● **Extrait à examiner**:
^^^^^^^^
4.2 Fusionnements dans le secteur pharmaceutique

Les fusionnements dans le secteur pharmaceutique sont un autre domaine dans lequel des dessaisissements de gammes de produits particuliers qui font double emploi ont été jugés suffisants pour remédier à l’empêchement ou à la diminution sensible de la concurrence dans les marchés pertinents.

Plus tôt cette année, le Bureau a conclu un consentement avec Teva Pharmaceutical Industries Ltd. concernant l’acquisition d’Allergan plc. Le Bureau a conclu que l’acquisition de l’entreprise pharmaceutique Allergan par Teva diminuerait ou empêcherait vraisemblablement la concurrence d’une manière sensible au Canada en ce qui concerne la fourniture de deux médicaments génériques, la solution pour inhalation tobramycine et les cachets de buprénorphine/naloxoneNote de bas de page 42.

Les conditions du consentement obligent Teva à se dessaisir soit de ses propres éléments d’actif, soit de ceux d’Allergan au Canada qui étaient associés aux deux produits. Dans ce cas, il a été établi que ces éléments d’actif à eux seuls étaient suffisants pour faire en sorte qu’un acquéreur soit bien placé pour livrer efficacement concurrence relativement à la fourniture de ces produits au Canada.

4.3 Fusionnements dans le secteur de la vente d’essence au détail

Le commissaire a déposé une demande en avril‑2015 dans laquelle il contestait l’acquisition, par Parkland Fuel Corporation, de certains éléments d’actif de Pioneer Energy LPNote de bas de page 43. Il a conclu que l’acquisition par Parkland aurait vraisemblablement pour effet de réduire sensiblement la concurrence dans certains marchés locaux en ce qui concerne la vente d’essence au détail.

L’établissement de mesures correctives peut présenter des défis dans le cas de fusionnements dans le secteur de la vente d’essence au détail en raison de l’intégration verticale des sociétés pétrolières et des arrangements en matière d’approvisionnement qui en découlent entre ces sociétés et les points de vente au détail en aval. Parkland et Pioneer possèdent et louent à bail des stations‑service pour lesquelles elles fixent le prix de l’essence. Elles fournissent également de l’essence à des stations‑service appartenant à des détaillants tiers dans le cadre de contrats exclusifs à long terme. Pendant la durée de ces contrats, Parkland et Pioneer peuvent à n’importe quel moment augmenter le prix de gros de l’essence qu’elles facturent aux détaillants tiers, et donc influer sur les prix au détail de l’essence fixés par ces détaillants. Pour cette raison, l’analyse du Bureau a dû tenir compte de la capacité de Parkland, après le fusionnement, à influer sur les prix aux points de vente au détail qu’elle approvisionne en essence pour maximiser les profits dans l’ensemble du réseau de stations qu’elle possède et dont elle assure l’approvisionnement.
^^^^^^^^
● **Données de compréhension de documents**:
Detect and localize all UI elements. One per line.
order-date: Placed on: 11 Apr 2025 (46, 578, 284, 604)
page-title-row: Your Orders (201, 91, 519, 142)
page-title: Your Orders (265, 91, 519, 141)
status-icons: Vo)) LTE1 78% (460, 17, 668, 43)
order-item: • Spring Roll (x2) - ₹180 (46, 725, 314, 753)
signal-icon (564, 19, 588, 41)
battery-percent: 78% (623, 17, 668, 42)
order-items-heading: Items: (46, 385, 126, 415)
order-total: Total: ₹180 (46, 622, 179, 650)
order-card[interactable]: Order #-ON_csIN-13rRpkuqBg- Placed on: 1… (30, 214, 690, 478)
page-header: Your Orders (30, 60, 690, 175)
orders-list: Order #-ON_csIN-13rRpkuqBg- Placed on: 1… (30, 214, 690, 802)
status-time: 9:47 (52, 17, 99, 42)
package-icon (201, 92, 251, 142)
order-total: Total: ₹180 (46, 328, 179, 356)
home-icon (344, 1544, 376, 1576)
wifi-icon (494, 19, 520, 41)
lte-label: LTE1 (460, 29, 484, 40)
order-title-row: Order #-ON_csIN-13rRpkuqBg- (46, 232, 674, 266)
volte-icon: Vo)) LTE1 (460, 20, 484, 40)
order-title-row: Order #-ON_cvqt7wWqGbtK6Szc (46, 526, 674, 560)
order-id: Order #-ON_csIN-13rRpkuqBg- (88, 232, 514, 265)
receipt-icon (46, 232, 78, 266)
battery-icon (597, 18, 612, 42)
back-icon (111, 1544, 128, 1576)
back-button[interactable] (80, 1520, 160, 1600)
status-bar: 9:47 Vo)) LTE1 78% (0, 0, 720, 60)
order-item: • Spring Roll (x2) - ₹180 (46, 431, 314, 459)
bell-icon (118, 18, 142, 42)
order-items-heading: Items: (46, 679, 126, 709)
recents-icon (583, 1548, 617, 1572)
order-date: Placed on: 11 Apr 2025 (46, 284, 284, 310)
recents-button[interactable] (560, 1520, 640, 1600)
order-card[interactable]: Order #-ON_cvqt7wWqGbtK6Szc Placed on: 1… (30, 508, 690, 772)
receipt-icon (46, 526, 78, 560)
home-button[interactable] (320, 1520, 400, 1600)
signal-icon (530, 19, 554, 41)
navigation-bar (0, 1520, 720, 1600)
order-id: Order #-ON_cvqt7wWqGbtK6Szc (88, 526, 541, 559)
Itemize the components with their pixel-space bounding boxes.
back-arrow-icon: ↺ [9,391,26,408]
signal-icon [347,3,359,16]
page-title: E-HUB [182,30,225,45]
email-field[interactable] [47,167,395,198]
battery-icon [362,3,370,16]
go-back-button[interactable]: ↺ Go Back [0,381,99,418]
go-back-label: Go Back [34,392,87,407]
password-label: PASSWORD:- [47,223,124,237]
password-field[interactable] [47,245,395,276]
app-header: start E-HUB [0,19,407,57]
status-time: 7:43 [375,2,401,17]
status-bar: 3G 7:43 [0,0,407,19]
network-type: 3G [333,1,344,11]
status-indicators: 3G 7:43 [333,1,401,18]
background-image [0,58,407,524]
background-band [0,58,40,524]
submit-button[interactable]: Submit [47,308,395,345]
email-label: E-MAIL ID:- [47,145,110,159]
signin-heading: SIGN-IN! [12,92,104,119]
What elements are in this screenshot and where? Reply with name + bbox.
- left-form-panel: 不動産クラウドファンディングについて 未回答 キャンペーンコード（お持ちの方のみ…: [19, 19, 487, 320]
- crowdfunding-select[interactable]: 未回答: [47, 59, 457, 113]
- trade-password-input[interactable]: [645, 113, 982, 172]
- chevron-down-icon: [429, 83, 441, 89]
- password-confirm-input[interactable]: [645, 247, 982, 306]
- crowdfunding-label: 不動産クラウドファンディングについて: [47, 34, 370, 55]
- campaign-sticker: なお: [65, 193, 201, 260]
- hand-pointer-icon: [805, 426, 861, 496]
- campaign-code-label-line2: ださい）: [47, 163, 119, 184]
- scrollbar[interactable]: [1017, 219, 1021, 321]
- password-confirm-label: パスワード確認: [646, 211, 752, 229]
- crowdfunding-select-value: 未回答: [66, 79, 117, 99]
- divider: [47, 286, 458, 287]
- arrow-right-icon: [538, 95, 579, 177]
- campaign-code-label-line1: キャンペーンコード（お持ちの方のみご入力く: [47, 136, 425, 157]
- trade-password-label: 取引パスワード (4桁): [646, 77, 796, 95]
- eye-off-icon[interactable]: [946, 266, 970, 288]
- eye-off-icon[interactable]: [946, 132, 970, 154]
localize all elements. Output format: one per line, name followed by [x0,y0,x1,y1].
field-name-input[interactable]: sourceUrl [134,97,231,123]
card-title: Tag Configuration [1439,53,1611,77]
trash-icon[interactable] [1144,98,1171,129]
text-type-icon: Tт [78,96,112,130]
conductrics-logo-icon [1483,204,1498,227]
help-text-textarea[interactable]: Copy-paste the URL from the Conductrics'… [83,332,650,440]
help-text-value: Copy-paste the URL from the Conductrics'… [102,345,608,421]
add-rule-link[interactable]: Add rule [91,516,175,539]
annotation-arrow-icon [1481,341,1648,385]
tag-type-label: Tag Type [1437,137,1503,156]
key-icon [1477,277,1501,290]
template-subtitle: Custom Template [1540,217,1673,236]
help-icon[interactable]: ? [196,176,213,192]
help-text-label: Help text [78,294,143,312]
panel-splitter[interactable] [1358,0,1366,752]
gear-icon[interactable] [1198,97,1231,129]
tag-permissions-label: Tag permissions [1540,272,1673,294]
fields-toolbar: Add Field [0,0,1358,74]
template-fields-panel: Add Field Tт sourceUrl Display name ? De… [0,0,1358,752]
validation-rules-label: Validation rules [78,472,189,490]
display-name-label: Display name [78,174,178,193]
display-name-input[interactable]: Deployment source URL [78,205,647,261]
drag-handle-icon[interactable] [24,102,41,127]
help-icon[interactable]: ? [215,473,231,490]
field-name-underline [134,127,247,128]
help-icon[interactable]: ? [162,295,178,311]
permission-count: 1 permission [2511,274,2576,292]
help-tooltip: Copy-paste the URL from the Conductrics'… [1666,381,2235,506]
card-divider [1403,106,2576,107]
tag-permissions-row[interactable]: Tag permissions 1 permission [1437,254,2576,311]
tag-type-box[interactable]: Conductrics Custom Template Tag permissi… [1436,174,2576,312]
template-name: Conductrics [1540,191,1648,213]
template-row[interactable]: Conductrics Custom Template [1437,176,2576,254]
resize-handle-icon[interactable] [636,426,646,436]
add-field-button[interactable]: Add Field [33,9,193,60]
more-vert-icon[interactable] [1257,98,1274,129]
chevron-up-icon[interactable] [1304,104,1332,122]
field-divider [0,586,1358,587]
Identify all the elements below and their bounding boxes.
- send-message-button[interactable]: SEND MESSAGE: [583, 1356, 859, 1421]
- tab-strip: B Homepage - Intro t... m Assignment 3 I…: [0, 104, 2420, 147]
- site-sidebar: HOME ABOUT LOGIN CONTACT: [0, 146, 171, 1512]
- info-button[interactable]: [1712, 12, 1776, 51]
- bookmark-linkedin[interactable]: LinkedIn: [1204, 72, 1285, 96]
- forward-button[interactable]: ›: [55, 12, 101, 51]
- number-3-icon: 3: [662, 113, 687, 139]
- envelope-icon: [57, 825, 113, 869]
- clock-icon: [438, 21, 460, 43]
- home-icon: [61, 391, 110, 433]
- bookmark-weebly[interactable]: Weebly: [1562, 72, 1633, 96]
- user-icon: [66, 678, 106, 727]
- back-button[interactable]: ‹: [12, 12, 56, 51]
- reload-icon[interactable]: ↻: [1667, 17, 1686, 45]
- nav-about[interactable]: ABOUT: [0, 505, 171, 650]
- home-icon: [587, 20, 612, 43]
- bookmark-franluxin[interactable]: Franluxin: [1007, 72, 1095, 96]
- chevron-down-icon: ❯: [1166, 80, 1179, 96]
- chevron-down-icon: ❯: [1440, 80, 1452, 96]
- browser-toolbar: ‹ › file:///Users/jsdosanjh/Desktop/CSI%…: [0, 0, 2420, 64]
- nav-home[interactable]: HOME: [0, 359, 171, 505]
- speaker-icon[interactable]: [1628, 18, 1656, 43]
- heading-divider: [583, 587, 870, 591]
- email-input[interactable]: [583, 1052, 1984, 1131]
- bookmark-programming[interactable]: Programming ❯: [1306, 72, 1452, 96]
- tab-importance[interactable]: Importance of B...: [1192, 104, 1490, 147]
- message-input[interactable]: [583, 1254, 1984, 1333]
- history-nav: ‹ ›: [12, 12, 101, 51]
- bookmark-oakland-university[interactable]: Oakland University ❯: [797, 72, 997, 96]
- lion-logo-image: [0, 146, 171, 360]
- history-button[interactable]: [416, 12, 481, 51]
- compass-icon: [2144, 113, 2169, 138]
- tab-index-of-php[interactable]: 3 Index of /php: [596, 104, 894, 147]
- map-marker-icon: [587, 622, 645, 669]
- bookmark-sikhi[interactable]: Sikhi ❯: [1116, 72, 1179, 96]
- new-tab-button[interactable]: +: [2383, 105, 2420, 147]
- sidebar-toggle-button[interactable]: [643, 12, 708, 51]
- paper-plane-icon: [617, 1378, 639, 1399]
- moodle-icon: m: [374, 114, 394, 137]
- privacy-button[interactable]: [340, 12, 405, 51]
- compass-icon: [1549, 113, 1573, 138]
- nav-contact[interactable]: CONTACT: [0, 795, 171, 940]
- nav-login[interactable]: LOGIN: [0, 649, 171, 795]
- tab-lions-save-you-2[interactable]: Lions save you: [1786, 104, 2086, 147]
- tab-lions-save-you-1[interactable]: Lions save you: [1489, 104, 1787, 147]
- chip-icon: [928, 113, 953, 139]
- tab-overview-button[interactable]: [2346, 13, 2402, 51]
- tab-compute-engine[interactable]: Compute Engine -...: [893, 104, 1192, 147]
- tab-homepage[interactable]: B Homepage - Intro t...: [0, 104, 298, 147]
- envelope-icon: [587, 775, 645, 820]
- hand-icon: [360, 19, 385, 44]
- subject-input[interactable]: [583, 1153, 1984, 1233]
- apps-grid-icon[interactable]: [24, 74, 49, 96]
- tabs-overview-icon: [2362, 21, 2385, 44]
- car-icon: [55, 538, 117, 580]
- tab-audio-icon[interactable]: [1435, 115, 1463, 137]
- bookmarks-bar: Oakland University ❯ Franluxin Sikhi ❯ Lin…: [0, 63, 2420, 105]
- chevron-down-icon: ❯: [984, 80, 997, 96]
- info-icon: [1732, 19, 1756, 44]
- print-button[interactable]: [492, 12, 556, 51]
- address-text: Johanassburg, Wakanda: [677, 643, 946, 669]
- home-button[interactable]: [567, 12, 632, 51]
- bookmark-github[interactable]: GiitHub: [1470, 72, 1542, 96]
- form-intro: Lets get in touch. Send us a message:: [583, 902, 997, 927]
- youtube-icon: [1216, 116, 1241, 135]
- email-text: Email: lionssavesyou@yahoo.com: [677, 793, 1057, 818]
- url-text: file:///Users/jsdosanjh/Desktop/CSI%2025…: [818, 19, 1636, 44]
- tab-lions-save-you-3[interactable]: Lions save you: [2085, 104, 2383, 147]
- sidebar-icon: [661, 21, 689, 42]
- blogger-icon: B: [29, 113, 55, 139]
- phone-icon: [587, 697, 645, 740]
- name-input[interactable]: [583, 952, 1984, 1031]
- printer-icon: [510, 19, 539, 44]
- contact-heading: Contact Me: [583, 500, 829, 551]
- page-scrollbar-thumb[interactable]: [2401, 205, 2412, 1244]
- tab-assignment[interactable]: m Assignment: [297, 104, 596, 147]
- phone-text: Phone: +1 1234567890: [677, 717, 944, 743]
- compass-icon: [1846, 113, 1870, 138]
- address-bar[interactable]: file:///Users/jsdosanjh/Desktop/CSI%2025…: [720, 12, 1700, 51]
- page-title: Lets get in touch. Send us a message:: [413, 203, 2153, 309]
^^^^^^^^
● **Votre consigne**: Pouvez-vous recopier le passage de l'extrait sur les fusionnements qui va de « 4.2 Fusionnements dans » à « les marchés pertinents. » ? Cette liste provient d'une autre source que l'extrait sur les fusionnements.

● **Réponse finale**:
4.2 Fusionnements dans le secteur pharmaceutique

Les fusionnements dans le secteur pharmaceutique sont un autre domaine dans lequel des dessaisissements de gammes de produits particuliers qui font double emploi ont été jugés suffisants pour remédier à l’empêchement ou à la diminution sensible de la concurrence dans les marchés pertinents.